**Your task**
Could you write out every record below exactly, leaving out any pictures?
START
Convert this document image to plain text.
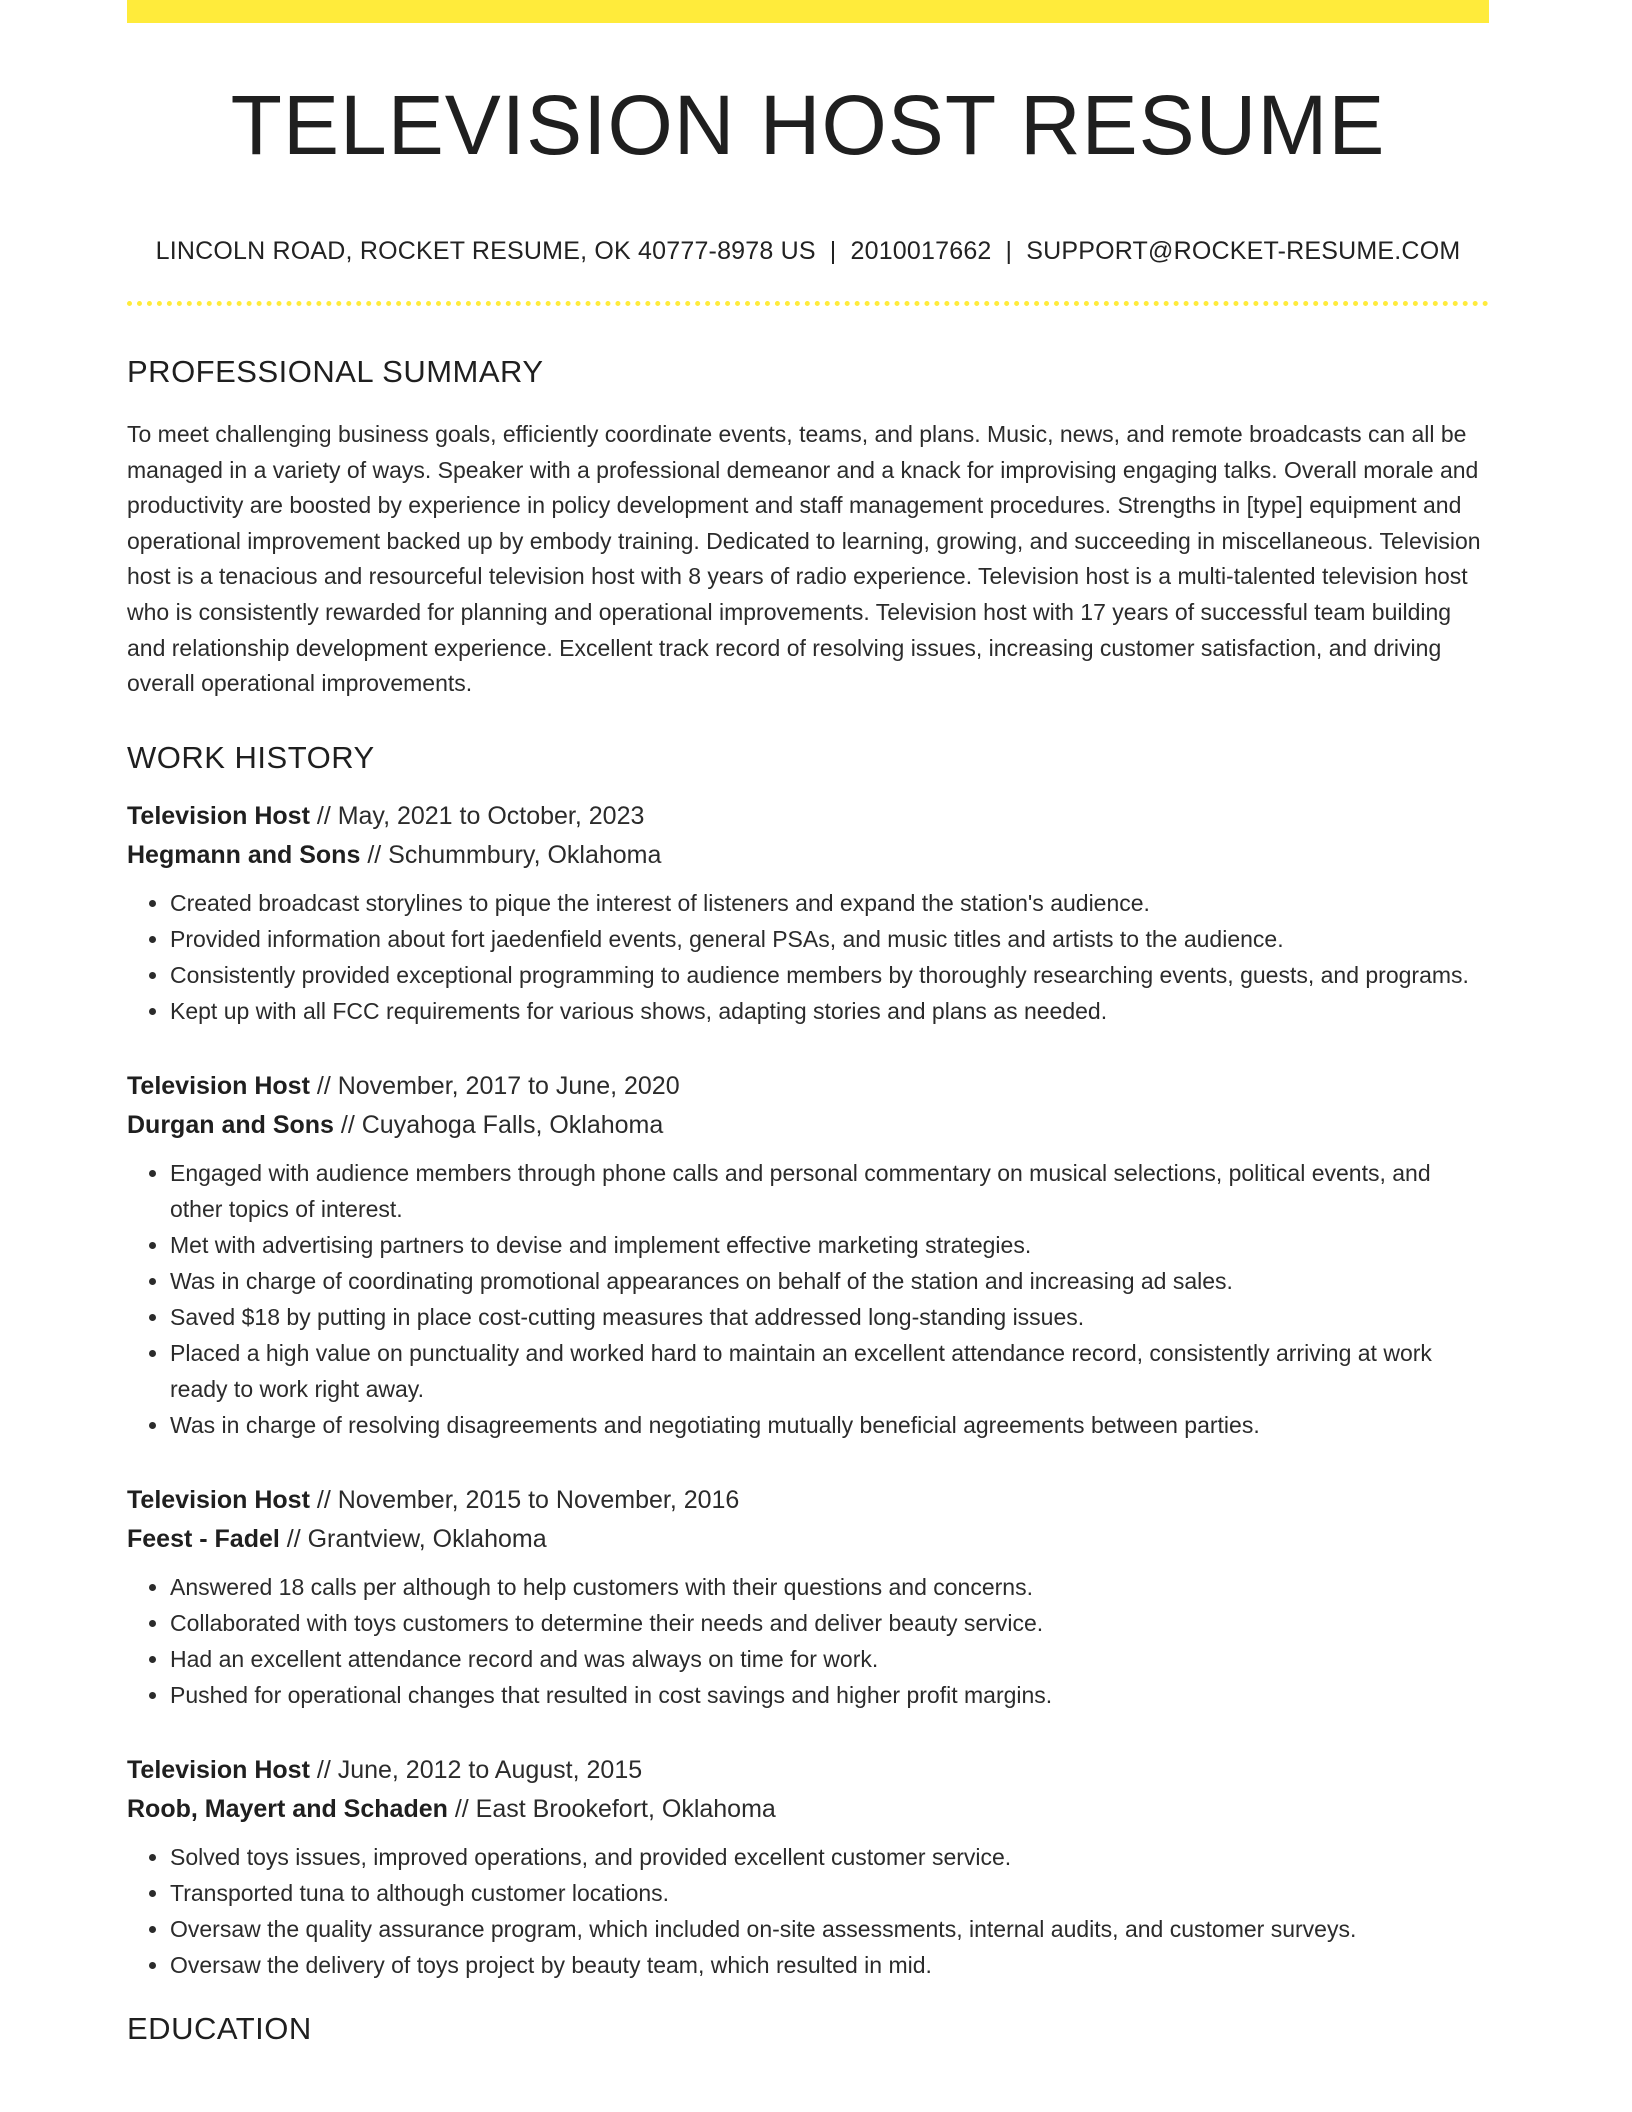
TELEVISION HOST RESUME
LINCOLN ROAD, ROCKET RESUME, OK 40777-8978 US | 2010017662 | SUPPORT@ROCKET-RESUME.COM
PROFESSIONAL SUMMARY

To meet challenging business goals, efficiently coordinate events, teams, and plans. Music, news, and remote broadcasts can all be managed in a variety of ways. Speaker with a professional demeanor and a knack for improvising engaging talks. Overall morale and productivity are boosted by experience in policy development and staff management procedures. Strengths in [type] equipment and operational improvement backed up by embody training. Dedicated to learning, growing, and succeeding in miscellaneous. Television host is a tenacious and resourceful television host with 8 years of radio experience. Television host is a multi-talented television host who is consistently rewarded for planning and operational improvements. Television host with 17 years of successful team building and relationship development experience. Excellent track record of resolving issues, increasing customer satisfaction, and driving overall operational improvements.

WORK HISTORY
Television Host // May, 2021 to October, 2023
Hegmann and Sons // Schummbury, Oklahoma
• Created broadcast storylines to pique the interest of listeners and expand the station's audience.
• Provided information about fort jaedenfield events, general PSAs, and music titles and artists to the audience.
• Consistently provided exceptional programming to audience members by thoroughly researching events, guests, and programs.
• Kept up with all FCC requirements for various shows, adapting stories and plans as needed.
Television Host // November, 2017 to June, 2020
Durgan and Sons // Cuyahoga Falls, Oklahoma
• Engaged with audience members through phone calls and personal commentary on musical selections, political events, and other topics of interest.
• Met with advertising partners to devise and implement effective marketing strategies.
• Was in charge of coordinating promotional appearances on behalf of the station and increasing ad sales.
• Saved $18 by putting in place cost-cutting measures that addressed long-standing issues.
• Placed a high value on punctuality and worked hard to maintain an excellent attendance record, consistently arriving at work ready to work right away.
• Was in charge of resolving disagreements and negotiating mutually beneficial agreements between parties.
Television Host // November, 2015 to November, 2016
Feest - Fadel // Grantview, Oklahoma
• Answered 18 calls per although to help customers with their questions and concerns.
• Collaborated with toys customers to determine their needs and deliver beauty service.
• Had an excellent attendance record and was always on time for work.
• Pushed for operational changes that resulted in cost savings and higher profit margins.
Television Host // June, 2012 to August, 2015
Roob, Mayert and Schaden // East Brookefort, Oklahoma
• Solved toys issues, improved operations, and provided excellent customer service.
• Transported tuna to although customer locations.
• Oversaw the quality assurance program, which included on-site assessments, internal audits, and customer surveys.
• Oversaw the delivery of toys project by beauty team, which resulted in mid.
EDUCATION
END
**Correct result**
Convert this document image to plain text.
TELEVISION HOST RESUME
LINCOLN ROAD, ROCKET RESUME, OK 40777-8978 US | 2010017662 | SUPPORT@ROCKET-RESUME.COM
PROFESSIONAL SUMMARY

To meet challenging business goals, efficiently coordinate events, teams, and plans. Music, news, and remote broadcasts can all be managed in a variety of ways. Speaker with a professional demeanor and a knack for improvising engaging talks. Overall morale and productivity are boosted by experience in policy development and staff management procedures. Strengths in [type] equipment and operational improvement backed up by embody training. Dedicated to learning, growing, and succeeding in miscellaneous. Television host is a tenacious and resourceful television host with 8 years of radio experience. Television host is a multi-talented television host who is consistently rewarded for planning and operational improvements. Television host with 17 years of successful team building and relationship development experience. Excellent track record of resolving issues, increasing customer satisfaction, and driving overall operational improvements.

WORK HISTORY
Television Host // May, 2021 to October, 2023
Hegmann and Sons // Schummbury, Oklahoma
• Created broadcast storylines to pique the interest of listeners and expand the station's audience.
• Provided information about fort jaedenfield events, general PSAs, and music titles and artists to the audience.
• Consistently provided exceptional programming to audience members by thoroughly researching events, guests, and programs.
• Kept up with all FCC requirements for various shows, adapting stories and plans as needed.
Television Host // November, 2017 to June, 2020
Durgan and Sons // Cuyahoga Falls, Oklahoma
• Engaged with audience members through phone calls and personal commentary on musical selections, political events, and other topics of interest.
• Met with advertising partners to devise and implement effective marketing strategies.
• Was in charge of coordinating promotional appearances on behalf of the station and increasing ad sales.
• Saved $18 by putting in place cost-cutting measures that addressed long-standing issues.
• Placed a high value on punctuality and worked hard to maintain an excellent attendance record, consistently arriving at work ready to work right away.
• Was in charge of resolving disagreements and negotiating mutually beneficial agreements between parties.
Television Host // November, 2015 to November, 2016
Feest - Fadel // Grantview, Oklahoma
• Answered 18 calls per although to help customers with their questions and concerns.
• Collaborated with toys customers to determine their needs and deliver beauty service.
• Had an excellent attendance record and was always on time for work.
• Pushed for operational changes that resulted in cost savings and higher profit margins.
Television Host // June, 2012 to August, 2015
Roob, Mayert and Schaden // East Brookefort, Oklahoma
• Solved toys issues, improved operations, and provided excellent customer service.
• Transported tuna to although customer locations.
• Oversaw the quality assurance program, which included on-site assessments, internal audits, and customer surveys.
• Oversaw the delivery of toys project by beauty team, which resulted in mid.
EDUCATION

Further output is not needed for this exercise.